_Supplied data:_
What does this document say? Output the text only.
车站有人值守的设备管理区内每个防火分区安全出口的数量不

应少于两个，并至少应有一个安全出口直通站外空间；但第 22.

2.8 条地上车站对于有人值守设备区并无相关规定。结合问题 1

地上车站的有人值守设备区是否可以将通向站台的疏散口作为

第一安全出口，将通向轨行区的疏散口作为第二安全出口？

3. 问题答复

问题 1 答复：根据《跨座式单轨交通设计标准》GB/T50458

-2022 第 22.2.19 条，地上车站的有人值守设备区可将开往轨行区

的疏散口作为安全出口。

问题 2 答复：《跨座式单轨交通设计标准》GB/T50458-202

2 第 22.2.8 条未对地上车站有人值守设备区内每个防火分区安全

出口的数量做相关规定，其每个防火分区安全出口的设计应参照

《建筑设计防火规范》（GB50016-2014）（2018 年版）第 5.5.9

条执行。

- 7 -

_Set task:_
Emit the full listing verbatim.

_Answer below:_
What does this document say? Output the text only.
车站有人值守的设备管理区内每个防火分区安全出口的数量不

应少于两个，并至少应有一个安全出口直通站外空间；但第 22.

2.8 条地上车站对于有人值守设备区并无相关规定。结合问题 1

地上车站的有人值守设备区是否可以将通向站台的疏散口作为

第一安全出口，将通向轨行区的疏散口作为第二安全出口？

3. 问题答复

问题 1 答复：根据《跨座式单轨交通设计标准》GB/T50458

-2022 第 22.2.19 条，地上车站的有人值守设备区可将开往轨行区

的疏散口作为安全出口。

问题 2 答复：《跨座式单轨交通设计标准》GB/T50458-202

2 第 22.2.8 条未对地上车站有人值守设备区内每个防火分区安全

出口的数量做相关规定，其每个防火分区安全出口的设计应参照

《建筑设计防火规范》（GB50016-2014）（2018 年版）第 5.5.9

条执行。

- 7 -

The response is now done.